(Data excerpts)
___
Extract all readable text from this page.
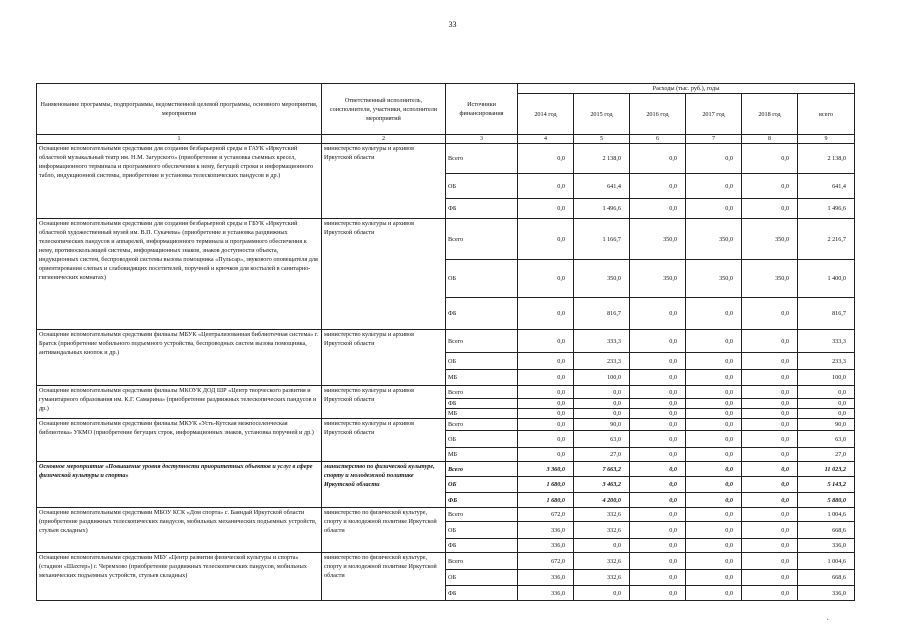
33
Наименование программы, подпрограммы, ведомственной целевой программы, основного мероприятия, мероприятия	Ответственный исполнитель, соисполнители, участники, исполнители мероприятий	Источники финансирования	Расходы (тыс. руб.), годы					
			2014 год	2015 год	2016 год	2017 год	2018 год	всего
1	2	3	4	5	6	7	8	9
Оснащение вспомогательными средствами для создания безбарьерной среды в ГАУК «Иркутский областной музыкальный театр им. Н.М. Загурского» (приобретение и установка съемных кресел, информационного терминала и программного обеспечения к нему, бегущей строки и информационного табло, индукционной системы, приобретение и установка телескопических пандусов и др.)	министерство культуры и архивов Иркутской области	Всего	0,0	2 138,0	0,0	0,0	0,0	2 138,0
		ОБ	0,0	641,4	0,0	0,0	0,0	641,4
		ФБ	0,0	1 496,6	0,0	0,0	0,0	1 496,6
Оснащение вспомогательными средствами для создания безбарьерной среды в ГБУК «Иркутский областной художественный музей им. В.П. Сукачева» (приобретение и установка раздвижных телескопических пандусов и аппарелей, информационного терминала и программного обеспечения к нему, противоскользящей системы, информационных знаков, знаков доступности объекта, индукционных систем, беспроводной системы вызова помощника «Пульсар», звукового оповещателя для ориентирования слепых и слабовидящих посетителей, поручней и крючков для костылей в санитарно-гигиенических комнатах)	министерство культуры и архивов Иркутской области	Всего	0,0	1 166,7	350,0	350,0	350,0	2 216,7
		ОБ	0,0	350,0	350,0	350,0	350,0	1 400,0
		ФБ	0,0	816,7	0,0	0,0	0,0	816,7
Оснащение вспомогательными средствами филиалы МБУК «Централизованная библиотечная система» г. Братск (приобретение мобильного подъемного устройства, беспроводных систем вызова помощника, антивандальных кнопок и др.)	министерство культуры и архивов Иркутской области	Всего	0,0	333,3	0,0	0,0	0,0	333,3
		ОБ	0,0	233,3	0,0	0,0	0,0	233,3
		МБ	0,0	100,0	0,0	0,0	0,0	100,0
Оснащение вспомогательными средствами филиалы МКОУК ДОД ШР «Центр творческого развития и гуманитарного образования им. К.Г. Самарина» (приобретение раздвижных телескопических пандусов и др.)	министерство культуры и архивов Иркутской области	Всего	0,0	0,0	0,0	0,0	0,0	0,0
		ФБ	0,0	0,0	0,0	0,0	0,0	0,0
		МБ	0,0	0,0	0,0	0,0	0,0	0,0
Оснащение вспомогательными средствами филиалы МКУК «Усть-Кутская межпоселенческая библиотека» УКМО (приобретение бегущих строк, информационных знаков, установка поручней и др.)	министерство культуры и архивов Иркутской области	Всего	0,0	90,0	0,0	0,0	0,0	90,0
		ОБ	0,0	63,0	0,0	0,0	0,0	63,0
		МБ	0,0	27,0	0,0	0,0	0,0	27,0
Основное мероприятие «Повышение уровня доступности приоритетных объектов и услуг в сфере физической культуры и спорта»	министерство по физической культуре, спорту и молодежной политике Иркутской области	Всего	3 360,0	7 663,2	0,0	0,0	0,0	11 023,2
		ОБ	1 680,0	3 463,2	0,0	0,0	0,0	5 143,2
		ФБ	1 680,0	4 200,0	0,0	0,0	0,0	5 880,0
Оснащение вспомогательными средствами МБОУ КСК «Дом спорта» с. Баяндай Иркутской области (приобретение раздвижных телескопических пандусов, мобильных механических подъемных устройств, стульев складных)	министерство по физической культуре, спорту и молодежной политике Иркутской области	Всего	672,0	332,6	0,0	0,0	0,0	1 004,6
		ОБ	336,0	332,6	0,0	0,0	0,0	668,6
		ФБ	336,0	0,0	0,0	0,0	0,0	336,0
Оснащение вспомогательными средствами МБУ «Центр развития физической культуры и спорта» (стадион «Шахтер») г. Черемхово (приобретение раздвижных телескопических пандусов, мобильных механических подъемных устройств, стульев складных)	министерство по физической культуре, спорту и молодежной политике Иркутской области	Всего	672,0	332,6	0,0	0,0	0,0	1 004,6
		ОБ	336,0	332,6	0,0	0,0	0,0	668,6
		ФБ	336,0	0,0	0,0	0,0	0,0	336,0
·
___
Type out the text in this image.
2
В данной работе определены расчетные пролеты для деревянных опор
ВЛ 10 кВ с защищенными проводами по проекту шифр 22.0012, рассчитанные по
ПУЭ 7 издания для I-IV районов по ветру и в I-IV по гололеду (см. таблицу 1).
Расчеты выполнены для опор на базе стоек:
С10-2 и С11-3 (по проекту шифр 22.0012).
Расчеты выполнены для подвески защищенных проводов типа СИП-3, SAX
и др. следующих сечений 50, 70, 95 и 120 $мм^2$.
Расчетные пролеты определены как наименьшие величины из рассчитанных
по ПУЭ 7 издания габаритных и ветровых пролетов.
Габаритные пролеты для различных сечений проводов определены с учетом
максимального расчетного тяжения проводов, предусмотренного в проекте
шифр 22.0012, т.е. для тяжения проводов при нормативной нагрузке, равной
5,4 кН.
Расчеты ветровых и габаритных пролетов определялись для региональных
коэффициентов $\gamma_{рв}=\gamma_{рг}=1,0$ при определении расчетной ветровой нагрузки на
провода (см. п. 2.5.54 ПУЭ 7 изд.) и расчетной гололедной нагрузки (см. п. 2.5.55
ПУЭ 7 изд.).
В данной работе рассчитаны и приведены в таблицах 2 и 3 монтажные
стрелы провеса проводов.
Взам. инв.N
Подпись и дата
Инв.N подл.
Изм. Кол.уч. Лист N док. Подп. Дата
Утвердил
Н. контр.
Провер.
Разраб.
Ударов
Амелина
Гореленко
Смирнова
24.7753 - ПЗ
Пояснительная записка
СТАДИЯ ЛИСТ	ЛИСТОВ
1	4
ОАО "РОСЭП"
___
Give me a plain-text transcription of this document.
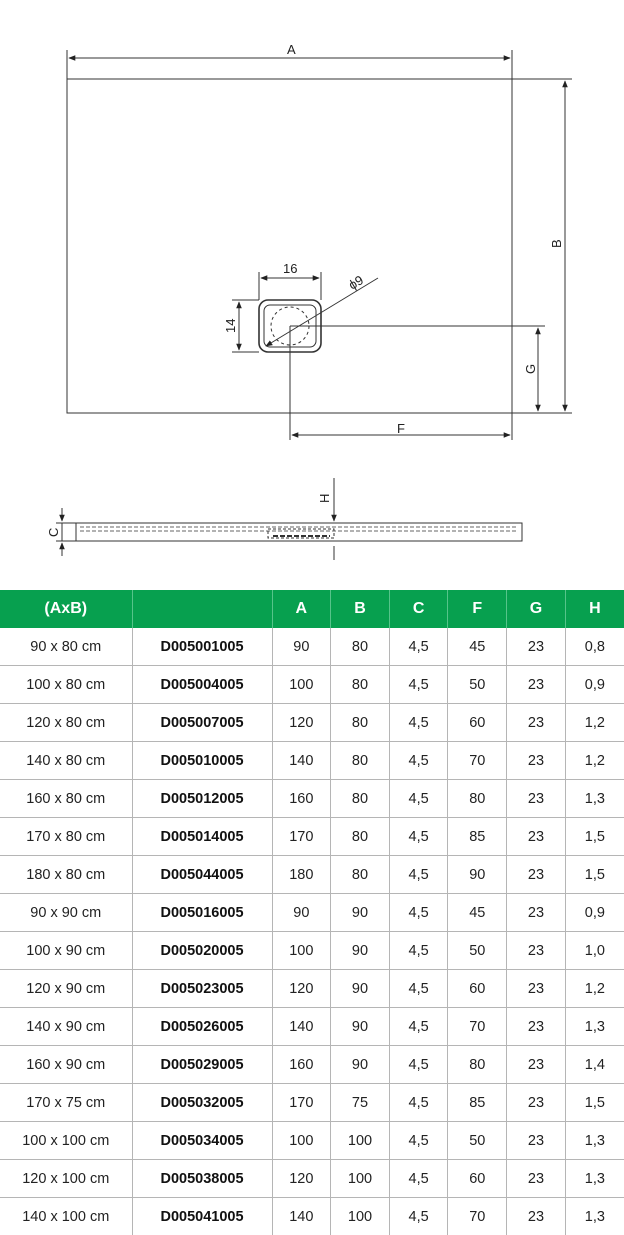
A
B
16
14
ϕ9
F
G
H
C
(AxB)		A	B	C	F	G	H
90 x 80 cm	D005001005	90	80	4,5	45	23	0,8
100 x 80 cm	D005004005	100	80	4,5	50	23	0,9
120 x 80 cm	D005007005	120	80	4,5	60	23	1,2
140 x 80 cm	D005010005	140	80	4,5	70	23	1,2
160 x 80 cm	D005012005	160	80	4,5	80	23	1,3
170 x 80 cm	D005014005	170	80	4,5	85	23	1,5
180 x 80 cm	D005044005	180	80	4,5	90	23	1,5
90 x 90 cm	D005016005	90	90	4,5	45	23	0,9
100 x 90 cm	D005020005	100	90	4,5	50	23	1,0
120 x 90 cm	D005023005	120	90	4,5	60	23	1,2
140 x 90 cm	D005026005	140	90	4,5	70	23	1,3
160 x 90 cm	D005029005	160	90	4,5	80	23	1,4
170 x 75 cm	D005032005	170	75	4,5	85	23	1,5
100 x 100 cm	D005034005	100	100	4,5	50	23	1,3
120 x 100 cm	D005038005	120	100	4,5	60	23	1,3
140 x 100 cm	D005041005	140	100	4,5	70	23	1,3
___
_What is asked_
Find each line that has the word "Расчеты", then copy it out.

_Response to the exercise_
Расчеты выполнены для опор на базе стоек:
Расчеты выполнены для подвески защищенных проводов типа СИП-3, SAX
Расчеты ветровых и габаритных пролетов определялись для региональных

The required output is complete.